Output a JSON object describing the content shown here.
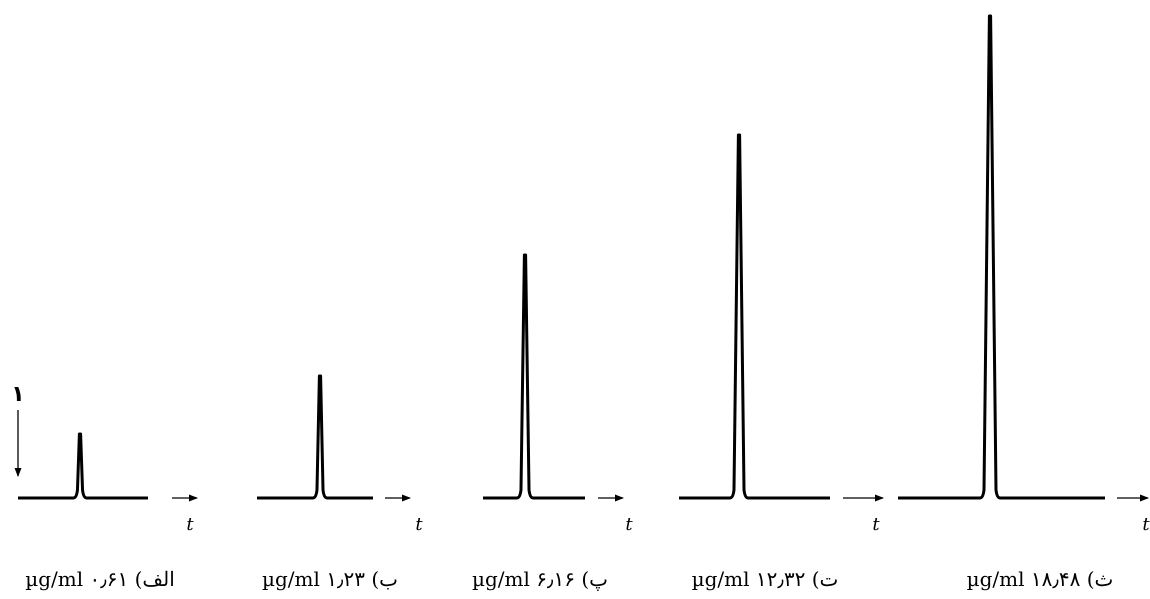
{
  "chart_data": {
    "type": "line",
    "x_axis_label": "t",
    "marker_label": "۱",
    "panels": [
      {
        "caption": "الف) ۰٫۶۱ µg/ml",
        "concentration": 0.61,
        "peak_height": 64
      },
      {
        "caption": "ب) ۱٫۲۳ µg/ml",
        "concentration": 1.23,
        "peak_height": 122
      },
      {
        "caption": "پ) ۶٫۱۶ µg/ml",
        "concentration": 6.16,
        "peak_height": 243
      },
      {
        "caption": "ت) ۱۲٫۳۲ µg/ml",
        "concentration": 12.32,
        "peak_height": 363
      },
      {
        "caption": "ث) ۱۸٫۴۸ µg/ml",
        "concentration": 18.48,
        "peak_height": 482
      }
    ]
  }
}
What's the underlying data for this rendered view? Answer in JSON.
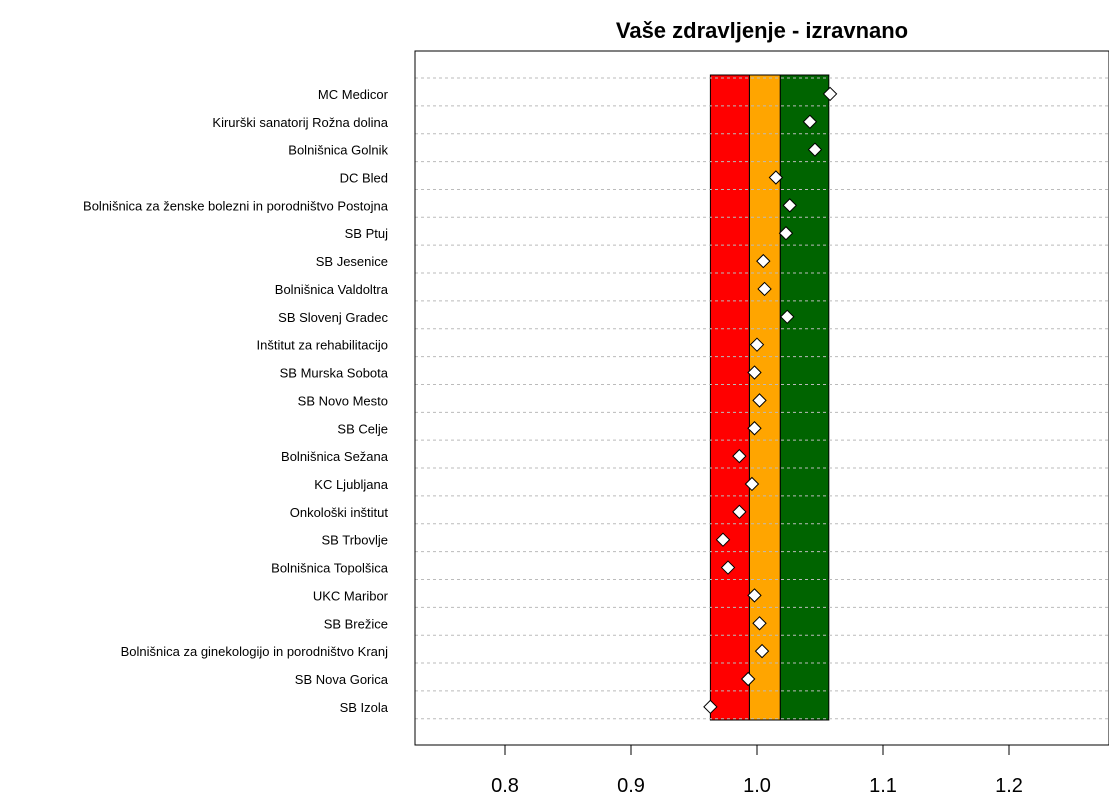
{
  "chart_data": {
    "type": "scatter",
    "title": "Vaše zdravljenje - izravnano",
    "xlabel": "",
    "ylabel": "",
    "xlim": [
      0.735,
      1.27
    ],
    "x_ticks": [
      0.8,
      0.9,
      1.0,
      1.1,
      1.2
    ],
    "x_tick_labels": [
      "0.8",
      "0.9",
      "1.0",
      "1.1",
      "1.2"
    ],
    "grid": "dashed horizontal",
    "bands": [
      {
        "from": 0.963,
        "to": 0.994,
        "color": "#ff0000"
      },
      {
        "from": 0.994,
        "to": 1.0185,
        "color": "#ffa500"
      },
      {
        "from": 1.0185,
        "to": 1.057,
        "color": "#006400"
      }
    ],
    "categories": [
      "MC Medicor",
      "Kirurški sanatorij Rožna dolina",
      "Bolnišnica Golnik",
      "DC Bled",
      "Bolnišnica za ženske bolezni in porodništvo Postojna",
      "SB Ptuj",
      "SB Jesenice",
      "Bolnišnica Valdoltra",
      "SB Slovenj Gradec",
      "Inštitut za rehabilitacijo",
      "SB Murska Sobota",
      "SB Novo Mesto",
      "SB Celje",
      "Bolnišnica Sežana",
      "KC Ljubljana",
      "Onkološki inštitut",
      "SB Trbovlje",
      "Bolnišnica Topolšica",
      "UKC Maribor",
      "SB Brežice",
      "Bolnišnica za ginekologijo in porodništvo Kranj",
      "SB Nova Gorica",
      "SB Izola"
    ],
    "values": [
      1.058,
      1.042,
      1.046,
      1.015,
      1.026,
      1.023,
      1.005,
      1.006,
      1.024,
      1.0,
      0.998,
      1.002,
      0.998,
      0.986,
      0.996,
      0.986,
      0.973,
      0.977,
      0.998,
      1.002,
      1.004,
      0.993,
      0.963
    ],
    "marker": "diamond",
    "marker_fill": "#ffffff",
    "marker_stroke": "#000000"
  }
}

- - - - -

Problem details: Omit each picture, then return all of the listing exactly as it stands.

Exercise result:
Output a JSON object describing the content shown here.
{
  "chart_data": {
    "type": "line",
    "x_axis_label": "t",
    "marker_label": "۱",
    "panels": [
      {
        "caption": "الف) ۰٫۶۱ µg/ml",
        "concentration": 0.61,
        "peak_height": 64
      },
      {
        "caption": "ب) ۱٫۲۳ µg/ml",
        "concentration": 1.23,
        "peak_height": 122
      },
      {
        "caption": "پ) ۶٫۱۶ µg/ml",
        "concentration": 6.16,
        "peak_height": 243
      },
      {
        "caption": "ت) ۱۲٫۳۲ µg/ml",
        "concentration": 12.32,
        "peak_height": 363
      },
      {
        "caption": "ث) ۱۸٫۴۸ µg/ml",
        "concentration": 18.48,
        "peak_height": 482
      }
    ]
  }
}
What's the underlying data for this rendered view? Answer in JSON.
{
  "chart_data": {
    "type": "scatter",
    "title": "Vaše zdravljenje - izravnano",
    "xlabel": "",
    "ylabel": "",
    "xlim": [
      0.735,
      1.27
    ],
    "x_ticks": [
      0.8,
      0.9,
      1.0,
      1.1,
      1.2
    ],
    "x_tick_labels": [
      "0.8",
      "0.9",
      "1.0",
      "1.1",
      "1.2"
    ],
    "grid": "dashed horizontal",
    "bands": [
      {
        "from": 0.963,
        "to": 0.994,
        "color": "#ff0000"
      },
      {
        "from": 0.994,
        "to": 1.0185,
        "color": "#ffa500"
      },
      {
        "from": 1.0185,
        "to": 1.057,
        "color": "#006400"
      }
    ],
    "categories": [
      "MC Medicor",
      "Kirurški sanatorij Rožna dolina",
      "Bolnišnica Golnik",
      "DC Bled",
      "Bolnišnica za ženske bolezni in porodništvo Postojna",
      "SB Ptuj",
      "SB Jesenice",
      "Bolnišnica Valdoltra",
      "SB Slovenj Gradec",
      "Inštitut za rehabilitacijo",
      "SB Murska Sobota",
      "SB Novo Mesto",
      "SB Celje",
      "Bolnišnica Sežana",
      "KC Ljubljana",
      "Onkološki inštitut",
      "SB Trbovlje",
      "Bolnišnica Topolšica",
      "UKC Maribor",
      "SB Brežice",
      "Bolnišnica za ginekologijo in porodništvo Kranj",
      "SB Nova Gorica",
      "SB Izola"
    ],
    "values": [
      1.058,
      1.042,
      1.046,
      1.015,
      1.026,
      1.023,
      1.005,
      1.006,
      1.024,
      1.0,
      0.998,
      1.002,
      0.998,
      0.986,
      0.996,
      0.986,
      0.973,
      0.977,
      0.998,
      1.002,
      1.004,
      0.993,
      0.963
    ],
    "marker": "diamond",
    "marker_fill": "#ffffff",
    "marker_stroke": "#000000"
  }
}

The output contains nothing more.